[BEGIN MATERIAL SHOWN]

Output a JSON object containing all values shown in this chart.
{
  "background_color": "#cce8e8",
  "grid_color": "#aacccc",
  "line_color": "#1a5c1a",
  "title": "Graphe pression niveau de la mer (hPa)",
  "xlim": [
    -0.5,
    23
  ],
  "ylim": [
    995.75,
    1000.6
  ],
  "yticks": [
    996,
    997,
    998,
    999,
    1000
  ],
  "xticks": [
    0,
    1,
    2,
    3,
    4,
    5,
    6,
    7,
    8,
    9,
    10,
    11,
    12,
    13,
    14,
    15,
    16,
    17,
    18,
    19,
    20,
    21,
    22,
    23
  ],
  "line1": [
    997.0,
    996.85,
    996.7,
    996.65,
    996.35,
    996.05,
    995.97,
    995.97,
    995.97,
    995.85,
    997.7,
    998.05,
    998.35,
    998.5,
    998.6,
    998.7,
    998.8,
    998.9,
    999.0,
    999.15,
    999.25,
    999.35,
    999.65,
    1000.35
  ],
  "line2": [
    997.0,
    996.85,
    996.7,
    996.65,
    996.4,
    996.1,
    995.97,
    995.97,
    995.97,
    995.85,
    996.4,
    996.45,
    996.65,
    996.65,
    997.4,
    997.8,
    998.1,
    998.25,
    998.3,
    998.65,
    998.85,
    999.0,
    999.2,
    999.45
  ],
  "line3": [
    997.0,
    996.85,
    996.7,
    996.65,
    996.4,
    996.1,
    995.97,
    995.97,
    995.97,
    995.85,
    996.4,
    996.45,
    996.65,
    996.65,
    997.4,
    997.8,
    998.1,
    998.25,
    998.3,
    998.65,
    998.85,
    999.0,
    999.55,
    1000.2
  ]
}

[END MATERIAL SHOWN]

GOAL:
Take the records above and return them exactly as written.

RESULT BELOW:
Output a JSON object containing all values shown in this chart.
{
  "background_color": "#cce8e8",
  "grid_color": "#aacccc",
  "line_color": "#1a5c1a",
  "title": "Graphe pression niveau de la mer (hPa)",
  "xlim": [
    -0.5,
    23
  ],
  "ylim": [
    995.75,
    1000.6
  ],
  "yticks": [
    996,
    997,
    998,
    999,
    1000
  ],
  "xticks": [
    0,
    1,
    2,
    3,
    4,
    5,
    6,
    7,
    8,
    9,
    10,
    11,
    12,
    13,
    14,
    15,
    16,
    17,
    18,
    19,
    20,
    21,
    22,
    23
  ],
  "line1": [
    997.0,
    996.85,
    996.7,
    996.65,
    996.35,
    996.05,
    995.97,
    995.97,
    995.97,
    995.85,
    997.7,
    998.05,
    998.35,
    998.5,
    998.6,
    998.7,
    998.8,
    998.9,
    999.0,
    999.15,
    999.25,
    999.35,
    999.65,
    1000.35
  ],
  "line2": [
    997.0,
    996.85,
    996.7,
    996.65,
    996.4,
    996.1,
    995.97,
    995.97,
    995.97,
    995.85,
    996.4,
    996.45,
    996.65,
    996.65,
    997.4,
    997.8,
    998.1,
    998.25,
    998.3,
    998.65,
    998.85,
    999.0,
    999.2,
    999.45
  ],
  "line3": [
    997.0,
    996.85,
    996.7,
    996.65,
    996.4,
    996.1,
    995.97,
    995.97,
    995.97,
    995.85,
    996.4,
    996.45,
    996.65,
    996.65,
    997.4,
    997.8,
    998.1,
    998.25,
    998.3,
    998.65,
    998.85,
    999.0,
    999.55,
    1000.2
  ]
}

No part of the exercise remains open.